- TEXTO FORNECIDO -
════

Nunca se prestou tanta atenção na ciência quanto agora. De repente, revistas científicas passaram a fazer parte das discussões de internet, e citações a artigos passaram a referendar posições sobre a Covid-19. No entanto, esse novo interesse na ciência ignora um ponto: nem toda produção é séria, e nem toda revista é confiável.

Para demonstrar com clareza esta questão, um grupo de franceses pregou uma peça na revista Asian Journal of Medicine and Health (AJMAH). A revista havia publicado em julho um artigo científico da pesquisadora Violaine Guérin que apresentava os benefícios do uso da hidroxicloroquina no tratamento da Covid-19. O problema é que o artigo foi recusado em todas as revistas de mais renome, e a própria Guérin assumiu isso em entrevista.

════

- DADOS EXTRAÍDOS -

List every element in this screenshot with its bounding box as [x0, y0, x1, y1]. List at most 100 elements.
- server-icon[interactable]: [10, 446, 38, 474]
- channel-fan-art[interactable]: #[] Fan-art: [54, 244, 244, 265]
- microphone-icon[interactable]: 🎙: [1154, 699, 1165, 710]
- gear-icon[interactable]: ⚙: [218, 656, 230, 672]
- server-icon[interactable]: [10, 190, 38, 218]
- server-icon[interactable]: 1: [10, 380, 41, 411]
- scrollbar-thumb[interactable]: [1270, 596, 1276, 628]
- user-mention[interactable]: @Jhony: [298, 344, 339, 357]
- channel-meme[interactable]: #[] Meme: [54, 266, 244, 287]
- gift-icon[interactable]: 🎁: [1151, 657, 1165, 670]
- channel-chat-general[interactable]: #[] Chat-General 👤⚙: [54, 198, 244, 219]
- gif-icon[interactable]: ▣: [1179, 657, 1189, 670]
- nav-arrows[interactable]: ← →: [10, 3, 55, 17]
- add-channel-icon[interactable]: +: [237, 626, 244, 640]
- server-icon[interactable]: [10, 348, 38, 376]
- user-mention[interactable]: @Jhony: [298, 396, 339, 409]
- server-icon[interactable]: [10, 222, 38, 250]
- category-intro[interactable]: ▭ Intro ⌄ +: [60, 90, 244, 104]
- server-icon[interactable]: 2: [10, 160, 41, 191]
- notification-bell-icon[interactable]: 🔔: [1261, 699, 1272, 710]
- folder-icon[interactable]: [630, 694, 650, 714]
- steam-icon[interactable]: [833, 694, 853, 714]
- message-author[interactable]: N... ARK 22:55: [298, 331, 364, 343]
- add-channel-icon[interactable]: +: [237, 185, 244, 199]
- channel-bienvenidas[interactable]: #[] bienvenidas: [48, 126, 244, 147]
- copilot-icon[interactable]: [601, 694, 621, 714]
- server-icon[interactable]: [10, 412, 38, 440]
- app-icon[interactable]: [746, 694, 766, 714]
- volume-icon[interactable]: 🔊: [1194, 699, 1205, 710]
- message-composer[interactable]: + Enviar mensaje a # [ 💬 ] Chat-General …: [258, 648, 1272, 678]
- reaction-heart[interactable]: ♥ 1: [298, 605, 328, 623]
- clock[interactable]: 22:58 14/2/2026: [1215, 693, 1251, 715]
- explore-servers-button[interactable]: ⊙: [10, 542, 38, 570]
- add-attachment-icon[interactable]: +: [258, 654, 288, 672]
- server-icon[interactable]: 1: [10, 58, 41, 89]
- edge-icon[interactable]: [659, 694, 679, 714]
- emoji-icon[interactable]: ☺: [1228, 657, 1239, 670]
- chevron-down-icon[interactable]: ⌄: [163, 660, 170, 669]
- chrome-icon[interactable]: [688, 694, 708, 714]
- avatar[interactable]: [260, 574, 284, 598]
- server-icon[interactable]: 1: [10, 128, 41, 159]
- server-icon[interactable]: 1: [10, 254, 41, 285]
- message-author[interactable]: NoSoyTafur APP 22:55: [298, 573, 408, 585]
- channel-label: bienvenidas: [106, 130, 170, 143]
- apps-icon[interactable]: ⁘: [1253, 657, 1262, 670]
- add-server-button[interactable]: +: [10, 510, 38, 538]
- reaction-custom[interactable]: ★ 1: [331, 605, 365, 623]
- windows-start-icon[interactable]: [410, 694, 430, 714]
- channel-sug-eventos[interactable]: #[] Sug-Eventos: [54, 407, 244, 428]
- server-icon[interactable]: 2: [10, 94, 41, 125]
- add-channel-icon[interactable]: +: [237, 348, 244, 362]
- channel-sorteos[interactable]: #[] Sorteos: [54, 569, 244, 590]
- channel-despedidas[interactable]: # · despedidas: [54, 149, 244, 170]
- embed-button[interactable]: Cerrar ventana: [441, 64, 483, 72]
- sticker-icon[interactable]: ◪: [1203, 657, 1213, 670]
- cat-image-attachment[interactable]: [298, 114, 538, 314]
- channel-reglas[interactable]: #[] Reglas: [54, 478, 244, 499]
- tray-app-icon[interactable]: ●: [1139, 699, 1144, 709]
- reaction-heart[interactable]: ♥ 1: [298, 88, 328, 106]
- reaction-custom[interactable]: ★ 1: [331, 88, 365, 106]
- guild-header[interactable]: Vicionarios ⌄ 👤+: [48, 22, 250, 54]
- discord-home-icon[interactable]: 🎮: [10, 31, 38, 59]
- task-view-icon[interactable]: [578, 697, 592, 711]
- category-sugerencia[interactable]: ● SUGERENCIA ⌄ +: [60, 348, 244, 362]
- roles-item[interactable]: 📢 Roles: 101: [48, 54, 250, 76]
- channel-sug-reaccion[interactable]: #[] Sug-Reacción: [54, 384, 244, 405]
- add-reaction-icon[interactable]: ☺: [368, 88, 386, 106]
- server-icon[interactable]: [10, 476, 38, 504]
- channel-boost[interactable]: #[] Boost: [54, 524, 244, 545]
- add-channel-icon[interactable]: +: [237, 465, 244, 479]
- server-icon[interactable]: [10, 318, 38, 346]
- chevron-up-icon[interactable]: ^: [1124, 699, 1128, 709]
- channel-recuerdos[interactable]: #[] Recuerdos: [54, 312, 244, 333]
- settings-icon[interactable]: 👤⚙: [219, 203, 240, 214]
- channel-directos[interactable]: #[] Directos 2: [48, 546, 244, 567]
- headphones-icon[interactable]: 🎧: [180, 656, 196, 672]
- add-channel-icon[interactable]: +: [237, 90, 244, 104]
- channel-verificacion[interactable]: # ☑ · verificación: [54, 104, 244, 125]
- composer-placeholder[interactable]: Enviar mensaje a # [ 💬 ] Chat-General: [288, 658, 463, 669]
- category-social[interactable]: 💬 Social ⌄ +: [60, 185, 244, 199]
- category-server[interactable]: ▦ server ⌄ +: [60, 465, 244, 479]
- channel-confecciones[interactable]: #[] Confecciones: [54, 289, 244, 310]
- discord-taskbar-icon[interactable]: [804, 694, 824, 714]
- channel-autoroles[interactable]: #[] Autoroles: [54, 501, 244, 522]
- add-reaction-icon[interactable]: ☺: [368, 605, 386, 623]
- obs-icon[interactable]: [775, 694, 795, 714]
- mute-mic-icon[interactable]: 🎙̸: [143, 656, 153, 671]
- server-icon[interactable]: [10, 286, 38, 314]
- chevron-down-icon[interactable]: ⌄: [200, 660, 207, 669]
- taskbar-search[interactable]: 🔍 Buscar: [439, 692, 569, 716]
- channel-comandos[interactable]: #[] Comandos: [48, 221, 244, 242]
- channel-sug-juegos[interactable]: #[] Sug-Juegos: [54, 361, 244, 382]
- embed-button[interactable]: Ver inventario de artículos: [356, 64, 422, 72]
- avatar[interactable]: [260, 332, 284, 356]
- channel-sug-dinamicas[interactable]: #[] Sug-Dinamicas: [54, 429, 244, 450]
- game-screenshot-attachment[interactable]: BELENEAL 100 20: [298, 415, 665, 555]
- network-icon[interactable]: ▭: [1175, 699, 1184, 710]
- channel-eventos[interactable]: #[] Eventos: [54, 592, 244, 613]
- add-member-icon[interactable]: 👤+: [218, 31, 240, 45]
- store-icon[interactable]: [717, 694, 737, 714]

════

- PERGUNTAS A RESPONDER -
1. Reproduza o trecho do texto sobre a confiabilidade das revistas científicas que começa nas palavras "Nunca se prestou" e termina depois de "revista é confiável.".
2. Escreva a continuação do texto sobre a confiabilidade das revistas científicas a partir da última frase apresentada.
O material não tem relação com o texto sobre a confiabilidade das revistas científicas.

- RESPOSTAS DOS EXERCÍCIOS -
1.
Nunca se prestou tanta atenção na ciência quanto agora. De repente, revistas científicas passaram a fazer parte das discussões de internet, e citações a artigos passaram a referendar posições sobre a Covid-19. No entanto, esse novo interesse na ciência ignora um ponto: nem toda produção é séria, e nem toda revista é confiável.

2.
Os pesquisadores suspeitaram que o AJMAH não era uma revista série e que se valia de práticas predatórias, cobrando dos cientistas para publicação dos artigos sem realizar a tão importante revisão por pares com a seriedade que é necessária. Então, eles fizeram o que qualquer cientista faz quando tem uma hipótese: realizaram testes e obtiveram provas. Os pesquisadores enviaram um artigo inusitado, relacionando o uso da hidroxicloroquina e azitromicina com uma redução nos acidentes com patinetes.

A premissa absurda, descrita no artigo “Sars-Cov-2 was Unexpectedly Deadlier than Push-scooters: Could Hydroxychloroquine be the Unique Solution?” (“Sars-Cov-2 foi inesperadamente mais letal que patinetes: poderia a hidroxicloroquina ser a solução única?”), também foi acompanhada de uma série de sinais óbvios de que se tratava de uma piada e mesmo assim o texto foi publicado. “Nos nossos estudos, hidroxicloroquina foi associada com menores chances de acidentes com patinetes. É urgente prescrever hidroxicloroquina para todos os usuários de patinetes”, diz a conclusão do artigo.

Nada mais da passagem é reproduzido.